** start **

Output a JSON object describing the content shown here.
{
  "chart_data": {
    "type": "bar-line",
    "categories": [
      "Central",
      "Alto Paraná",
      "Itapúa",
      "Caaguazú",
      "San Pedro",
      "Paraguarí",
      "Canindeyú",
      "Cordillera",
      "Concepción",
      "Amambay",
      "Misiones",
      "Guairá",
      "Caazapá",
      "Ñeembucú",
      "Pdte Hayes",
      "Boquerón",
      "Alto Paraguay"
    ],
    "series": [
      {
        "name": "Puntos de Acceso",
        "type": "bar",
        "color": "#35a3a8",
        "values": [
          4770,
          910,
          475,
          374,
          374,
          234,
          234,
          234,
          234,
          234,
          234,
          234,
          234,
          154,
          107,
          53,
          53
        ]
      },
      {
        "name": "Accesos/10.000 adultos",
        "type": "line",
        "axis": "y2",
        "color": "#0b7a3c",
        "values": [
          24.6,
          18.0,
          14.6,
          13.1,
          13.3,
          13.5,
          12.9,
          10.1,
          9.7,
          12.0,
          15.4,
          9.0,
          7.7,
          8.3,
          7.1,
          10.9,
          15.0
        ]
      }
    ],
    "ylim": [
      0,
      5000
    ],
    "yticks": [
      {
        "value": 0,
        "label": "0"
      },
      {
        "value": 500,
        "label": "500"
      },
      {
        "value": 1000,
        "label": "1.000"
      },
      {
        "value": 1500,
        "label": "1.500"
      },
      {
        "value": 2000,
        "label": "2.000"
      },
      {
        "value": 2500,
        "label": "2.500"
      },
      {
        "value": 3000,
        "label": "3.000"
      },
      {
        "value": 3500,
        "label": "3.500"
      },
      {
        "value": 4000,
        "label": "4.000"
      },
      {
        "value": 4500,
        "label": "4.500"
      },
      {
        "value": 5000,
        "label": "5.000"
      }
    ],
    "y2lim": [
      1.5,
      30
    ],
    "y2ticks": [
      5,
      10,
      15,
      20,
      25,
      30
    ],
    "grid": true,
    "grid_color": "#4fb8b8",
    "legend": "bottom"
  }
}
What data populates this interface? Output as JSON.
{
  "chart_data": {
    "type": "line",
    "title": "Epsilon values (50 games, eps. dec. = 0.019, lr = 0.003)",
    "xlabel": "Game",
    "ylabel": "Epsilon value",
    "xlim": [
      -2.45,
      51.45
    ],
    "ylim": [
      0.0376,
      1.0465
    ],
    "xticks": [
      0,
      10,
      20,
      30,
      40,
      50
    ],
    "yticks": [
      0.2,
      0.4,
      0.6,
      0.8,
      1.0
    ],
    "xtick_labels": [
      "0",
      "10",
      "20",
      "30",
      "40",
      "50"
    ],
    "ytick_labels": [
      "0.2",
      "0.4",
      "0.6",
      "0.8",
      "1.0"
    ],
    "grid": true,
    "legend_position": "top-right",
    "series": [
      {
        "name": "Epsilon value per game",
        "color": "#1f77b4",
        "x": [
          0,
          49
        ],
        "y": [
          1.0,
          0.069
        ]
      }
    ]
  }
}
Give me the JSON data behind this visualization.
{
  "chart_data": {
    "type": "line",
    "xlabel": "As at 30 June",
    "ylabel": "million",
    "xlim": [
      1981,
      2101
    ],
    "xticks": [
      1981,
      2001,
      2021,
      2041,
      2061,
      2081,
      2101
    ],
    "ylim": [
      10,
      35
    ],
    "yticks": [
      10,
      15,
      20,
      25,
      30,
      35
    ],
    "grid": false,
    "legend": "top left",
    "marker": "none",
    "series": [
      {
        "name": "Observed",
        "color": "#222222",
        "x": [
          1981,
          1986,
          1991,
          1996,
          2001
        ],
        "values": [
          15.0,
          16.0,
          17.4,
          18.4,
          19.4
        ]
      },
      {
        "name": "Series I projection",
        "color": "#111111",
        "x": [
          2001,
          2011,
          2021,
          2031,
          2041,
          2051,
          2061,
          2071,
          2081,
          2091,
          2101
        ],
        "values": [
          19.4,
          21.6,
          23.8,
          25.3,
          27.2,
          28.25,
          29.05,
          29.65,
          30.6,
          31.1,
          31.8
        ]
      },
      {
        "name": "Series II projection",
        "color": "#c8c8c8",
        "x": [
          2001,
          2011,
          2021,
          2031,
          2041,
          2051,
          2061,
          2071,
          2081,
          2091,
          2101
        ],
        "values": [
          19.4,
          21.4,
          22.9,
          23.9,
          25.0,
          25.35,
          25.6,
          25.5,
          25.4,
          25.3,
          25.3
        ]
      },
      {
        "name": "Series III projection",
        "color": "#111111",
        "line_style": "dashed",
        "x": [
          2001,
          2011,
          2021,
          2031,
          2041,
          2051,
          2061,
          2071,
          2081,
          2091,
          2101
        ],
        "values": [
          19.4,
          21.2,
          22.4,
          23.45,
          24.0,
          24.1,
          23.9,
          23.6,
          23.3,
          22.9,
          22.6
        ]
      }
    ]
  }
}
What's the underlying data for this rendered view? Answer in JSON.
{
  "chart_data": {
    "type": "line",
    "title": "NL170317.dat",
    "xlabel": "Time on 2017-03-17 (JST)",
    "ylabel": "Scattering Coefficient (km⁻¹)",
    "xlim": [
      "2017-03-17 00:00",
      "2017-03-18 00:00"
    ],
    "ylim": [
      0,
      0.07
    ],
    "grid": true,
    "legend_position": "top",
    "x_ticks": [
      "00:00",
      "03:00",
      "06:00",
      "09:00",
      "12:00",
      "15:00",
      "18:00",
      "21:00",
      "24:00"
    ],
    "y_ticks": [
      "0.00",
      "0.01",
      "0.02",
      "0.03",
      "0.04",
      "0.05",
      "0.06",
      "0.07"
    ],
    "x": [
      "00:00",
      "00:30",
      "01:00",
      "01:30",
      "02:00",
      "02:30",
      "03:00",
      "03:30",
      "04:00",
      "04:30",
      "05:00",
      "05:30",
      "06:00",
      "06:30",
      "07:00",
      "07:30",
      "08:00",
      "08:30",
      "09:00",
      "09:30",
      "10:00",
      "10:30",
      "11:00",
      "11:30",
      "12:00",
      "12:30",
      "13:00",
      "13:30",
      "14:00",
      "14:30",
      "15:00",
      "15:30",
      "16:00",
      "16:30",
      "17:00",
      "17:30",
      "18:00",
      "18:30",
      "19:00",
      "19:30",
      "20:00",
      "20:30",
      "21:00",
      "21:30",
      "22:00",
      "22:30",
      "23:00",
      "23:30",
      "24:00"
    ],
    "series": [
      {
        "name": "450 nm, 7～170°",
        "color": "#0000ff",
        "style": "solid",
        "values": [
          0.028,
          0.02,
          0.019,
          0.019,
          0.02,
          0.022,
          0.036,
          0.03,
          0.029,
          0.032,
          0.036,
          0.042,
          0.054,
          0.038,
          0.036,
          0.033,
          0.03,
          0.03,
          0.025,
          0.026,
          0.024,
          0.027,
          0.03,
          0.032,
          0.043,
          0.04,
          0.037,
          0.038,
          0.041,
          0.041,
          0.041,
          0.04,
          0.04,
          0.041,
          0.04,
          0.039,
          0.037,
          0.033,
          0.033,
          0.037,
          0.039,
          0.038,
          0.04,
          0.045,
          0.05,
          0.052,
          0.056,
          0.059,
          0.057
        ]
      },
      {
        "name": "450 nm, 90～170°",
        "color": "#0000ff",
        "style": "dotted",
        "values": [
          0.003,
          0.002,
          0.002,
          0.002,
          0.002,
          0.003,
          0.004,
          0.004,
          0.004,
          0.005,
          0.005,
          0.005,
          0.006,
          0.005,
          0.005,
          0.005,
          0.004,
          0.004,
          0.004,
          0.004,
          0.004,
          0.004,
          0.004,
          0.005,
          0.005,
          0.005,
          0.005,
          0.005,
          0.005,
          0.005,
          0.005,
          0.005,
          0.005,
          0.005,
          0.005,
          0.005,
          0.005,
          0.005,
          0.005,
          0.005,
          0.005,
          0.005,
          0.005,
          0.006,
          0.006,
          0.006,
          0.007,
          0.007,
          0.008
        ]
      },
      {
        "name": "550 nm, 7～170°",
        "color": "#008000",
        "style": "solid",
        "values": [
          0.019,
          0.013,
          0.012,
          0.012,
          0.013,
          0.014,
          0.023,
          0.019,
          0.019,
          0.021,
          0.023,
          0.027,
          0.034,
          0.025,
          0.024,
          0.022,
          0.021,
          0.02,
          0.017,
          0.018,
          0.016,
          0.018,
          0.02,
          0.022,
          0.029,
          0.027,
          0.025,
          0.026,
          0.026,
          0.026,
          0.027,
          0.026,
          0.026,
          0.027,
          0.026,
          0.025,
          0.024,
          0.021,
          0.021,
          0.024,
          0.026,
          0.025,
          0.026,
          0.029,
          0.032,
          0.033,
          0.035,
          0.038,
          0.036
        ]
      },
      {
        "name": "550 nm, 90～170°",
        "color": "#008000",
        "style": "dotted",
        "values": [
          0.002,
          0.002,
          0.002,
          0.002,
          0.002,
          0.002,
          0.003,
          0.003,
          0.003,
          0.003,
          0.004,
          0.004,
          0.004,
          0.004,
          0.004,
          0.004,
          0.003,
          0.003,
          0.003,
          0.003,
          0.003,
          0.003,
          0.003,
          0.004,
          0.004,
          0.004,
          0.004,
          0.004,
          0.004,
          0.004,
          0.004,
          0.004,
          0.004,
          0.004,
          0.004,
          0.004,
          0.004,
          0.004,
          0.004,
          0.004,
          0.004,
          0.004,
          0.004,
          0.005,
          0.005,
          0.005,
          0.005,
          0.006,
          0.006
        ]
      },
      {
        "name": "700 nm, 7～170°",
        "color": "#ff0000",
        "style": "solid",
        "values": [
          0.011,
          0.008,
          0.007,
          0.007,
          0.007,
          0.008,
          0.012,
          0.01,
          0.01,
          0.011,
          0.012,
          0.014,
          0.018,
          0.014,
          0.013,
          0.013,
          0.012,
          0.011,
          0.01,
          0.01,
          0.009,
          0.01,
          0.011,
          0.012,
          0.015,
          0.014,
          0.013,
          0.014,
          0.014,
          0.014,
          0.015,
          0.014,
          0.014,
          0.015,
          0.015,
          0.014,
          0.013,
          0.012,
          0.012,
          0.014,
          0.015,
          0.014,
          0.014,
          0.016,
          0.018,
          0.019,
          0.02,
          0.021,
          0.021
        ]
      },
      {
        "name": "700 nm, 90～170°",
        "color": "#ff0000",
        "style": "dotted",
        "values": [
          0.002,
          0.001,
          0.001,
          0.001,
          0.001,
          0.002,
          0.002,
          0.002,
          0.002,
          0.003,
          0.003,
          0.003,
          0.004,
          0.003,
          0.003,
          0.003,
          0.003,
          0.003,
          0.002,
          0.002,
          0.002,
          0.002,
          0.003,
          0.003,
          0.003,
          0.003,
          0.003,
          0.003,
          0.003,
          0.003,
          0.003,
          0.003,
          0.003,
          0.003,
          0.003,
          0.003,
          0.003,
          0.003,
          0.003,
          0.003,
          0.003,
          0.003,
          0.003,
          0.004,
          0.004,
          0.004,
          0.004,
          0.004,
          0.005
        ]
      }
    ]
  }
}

** end **

SHORT EXERCISE:
Pick out the lines containing the word "What" and show them.

REPLY TO THE TASK:
What data populates this interface? Output as JSON.
What's the underlying data for this rendered view? Answer in JSON.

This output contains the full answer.